#### WHAT TO WORK ON:
How many lines in the records below hold the string "согласно"? Answer with the number alone.
───── GIVEN DATA ─────
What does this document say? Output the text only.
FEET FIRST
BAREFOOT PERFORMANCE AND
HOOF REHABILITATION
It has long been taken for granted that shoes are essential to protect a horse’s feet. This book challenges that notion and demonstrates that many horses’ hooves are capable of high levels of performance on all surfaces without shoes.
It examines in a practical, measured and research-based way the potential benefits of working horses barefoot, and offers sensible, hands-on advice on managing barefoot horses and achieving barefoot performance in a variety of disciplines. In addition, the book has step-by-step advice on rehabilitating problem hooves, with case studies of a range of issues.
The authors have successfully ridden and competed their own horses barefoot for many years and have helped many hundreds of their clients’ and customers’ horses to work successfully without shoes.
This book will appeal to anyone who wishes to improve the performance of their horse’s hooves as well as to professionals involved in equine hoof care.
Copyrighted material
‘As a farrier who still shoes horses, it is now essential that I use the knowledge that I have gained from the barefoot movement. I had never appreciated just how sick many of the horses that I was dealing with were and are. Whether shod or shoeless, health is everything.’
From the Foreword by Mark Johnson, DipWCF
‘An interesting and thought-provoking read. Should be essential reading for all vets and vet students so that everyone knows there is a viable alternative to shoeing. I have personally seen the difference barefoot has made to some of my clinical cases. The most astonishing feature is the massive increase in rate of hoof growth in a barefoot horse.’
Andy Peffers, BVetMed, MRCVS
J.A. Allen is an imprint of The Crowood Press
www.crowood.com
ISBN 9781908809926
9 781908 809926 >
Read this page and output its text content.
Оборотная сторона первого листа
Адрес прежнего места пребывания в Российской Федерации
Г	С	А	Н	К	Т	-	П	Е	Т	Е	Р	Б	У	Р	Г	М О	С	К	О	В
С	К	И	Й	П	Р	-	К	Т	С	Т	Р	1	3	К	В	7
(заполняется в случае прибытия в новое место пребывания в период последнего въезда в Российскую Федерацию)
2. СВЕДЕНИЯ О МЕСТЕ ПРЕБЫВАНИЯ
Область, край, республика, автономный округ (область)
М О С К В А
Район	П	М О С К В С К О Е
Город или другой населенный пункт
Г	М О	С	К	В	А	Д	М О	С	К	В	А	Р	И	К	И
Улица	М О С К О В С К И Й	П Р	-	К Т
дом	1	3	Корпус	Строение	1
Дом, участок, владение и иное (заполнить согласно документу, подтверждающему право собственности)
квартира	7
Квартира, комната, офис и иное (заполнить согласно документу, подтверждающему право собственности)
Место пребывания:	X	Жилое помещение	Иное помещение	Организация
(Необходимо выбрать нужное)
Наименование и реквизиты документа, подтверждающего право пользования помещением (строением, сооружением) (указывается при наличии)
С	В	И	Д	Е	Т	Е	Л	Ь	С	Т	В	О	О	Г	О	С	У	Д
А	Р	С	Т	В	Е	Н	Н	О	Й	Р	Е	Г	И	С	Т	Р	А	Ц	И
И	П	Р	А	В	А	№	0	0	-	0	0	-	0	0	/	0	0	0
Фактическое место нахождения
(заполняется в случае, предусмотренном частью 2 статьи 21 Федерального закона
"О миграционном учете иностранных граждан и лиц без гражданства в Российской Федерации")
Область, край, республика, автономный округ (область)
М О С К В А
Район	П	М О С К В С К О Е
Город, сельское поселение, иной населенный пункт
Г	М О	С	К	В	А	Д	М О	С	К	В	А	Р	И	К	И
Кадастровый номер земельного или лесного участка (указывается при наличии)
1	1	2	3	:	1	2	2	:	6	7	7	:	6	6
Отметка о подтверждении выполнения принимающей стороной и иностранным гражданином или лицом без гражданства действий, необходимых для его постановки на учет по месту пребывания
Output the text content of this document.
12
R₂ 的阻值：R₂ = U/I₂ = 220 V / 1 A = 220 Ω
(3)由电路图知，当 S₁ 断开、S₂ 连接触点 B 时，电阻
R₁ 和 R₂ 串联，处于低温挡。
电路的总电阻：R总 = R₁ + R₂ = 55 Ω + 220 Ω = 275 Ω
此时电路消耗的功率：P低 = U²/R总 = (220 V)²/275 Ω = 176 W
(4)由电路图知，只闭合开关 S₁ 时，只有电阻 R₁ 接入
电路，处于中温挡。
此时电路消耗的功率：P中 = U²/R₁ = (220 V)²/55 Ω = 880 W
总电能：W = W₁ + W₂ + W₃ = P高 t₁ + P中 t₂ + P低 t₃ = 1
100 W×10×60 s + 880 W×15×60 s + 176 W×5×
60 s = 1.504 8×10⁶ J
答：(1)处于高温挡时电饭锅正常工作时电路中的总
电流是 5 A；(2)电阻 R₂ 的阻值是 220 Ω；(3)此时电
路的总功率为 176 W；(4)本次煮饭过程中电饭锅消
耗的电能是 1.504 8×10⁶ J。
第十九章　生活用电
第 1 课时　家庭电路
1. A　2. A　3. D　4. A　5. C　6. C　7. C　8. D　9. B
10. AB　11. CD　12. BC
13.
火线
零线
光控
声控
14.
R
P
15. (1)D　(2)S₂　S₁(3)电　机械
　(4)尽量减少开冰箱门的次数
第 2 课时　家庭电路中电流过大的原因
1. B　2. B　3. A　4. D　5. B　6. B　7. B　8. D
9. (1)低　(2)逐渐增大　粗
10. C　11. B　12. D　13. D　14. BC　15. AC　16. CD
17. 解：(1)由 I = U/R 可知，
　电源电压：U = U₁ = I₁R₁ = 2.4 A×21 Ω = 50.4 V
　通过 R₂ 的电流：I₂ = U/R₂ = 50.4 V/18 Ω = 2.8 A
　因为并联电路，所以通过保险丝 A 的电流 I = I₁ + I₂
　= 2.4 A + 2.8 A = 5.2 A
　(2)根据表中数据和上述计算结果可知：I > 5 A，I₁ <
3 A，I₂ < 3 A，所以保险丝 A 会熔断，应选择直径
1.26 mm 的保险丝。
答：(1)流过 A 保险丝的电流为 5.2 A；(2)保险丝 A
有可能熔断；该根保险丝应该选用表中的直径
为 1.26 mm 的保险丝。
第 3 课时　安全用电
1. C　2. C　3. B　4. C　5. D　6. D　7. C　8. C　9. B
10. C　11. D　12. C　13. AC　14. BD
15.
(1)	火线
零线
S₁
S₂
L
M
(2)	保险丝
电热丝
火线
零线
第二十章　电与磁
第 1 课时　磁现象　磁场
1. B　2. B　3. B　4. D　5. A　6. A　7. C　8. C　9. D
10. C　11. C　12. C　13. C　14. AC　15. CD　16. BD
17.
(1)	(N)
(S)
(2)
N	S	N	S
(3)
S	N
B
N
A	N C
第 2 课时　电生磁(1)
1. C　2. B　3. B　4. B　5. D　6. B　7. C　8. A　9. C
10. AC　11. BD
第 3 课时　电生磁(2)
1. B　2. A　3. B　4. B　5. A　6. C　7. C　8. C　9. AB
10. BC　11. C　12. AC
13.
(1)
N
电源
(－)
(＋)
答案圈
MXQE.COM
─────
#### FINAL RESULT:
2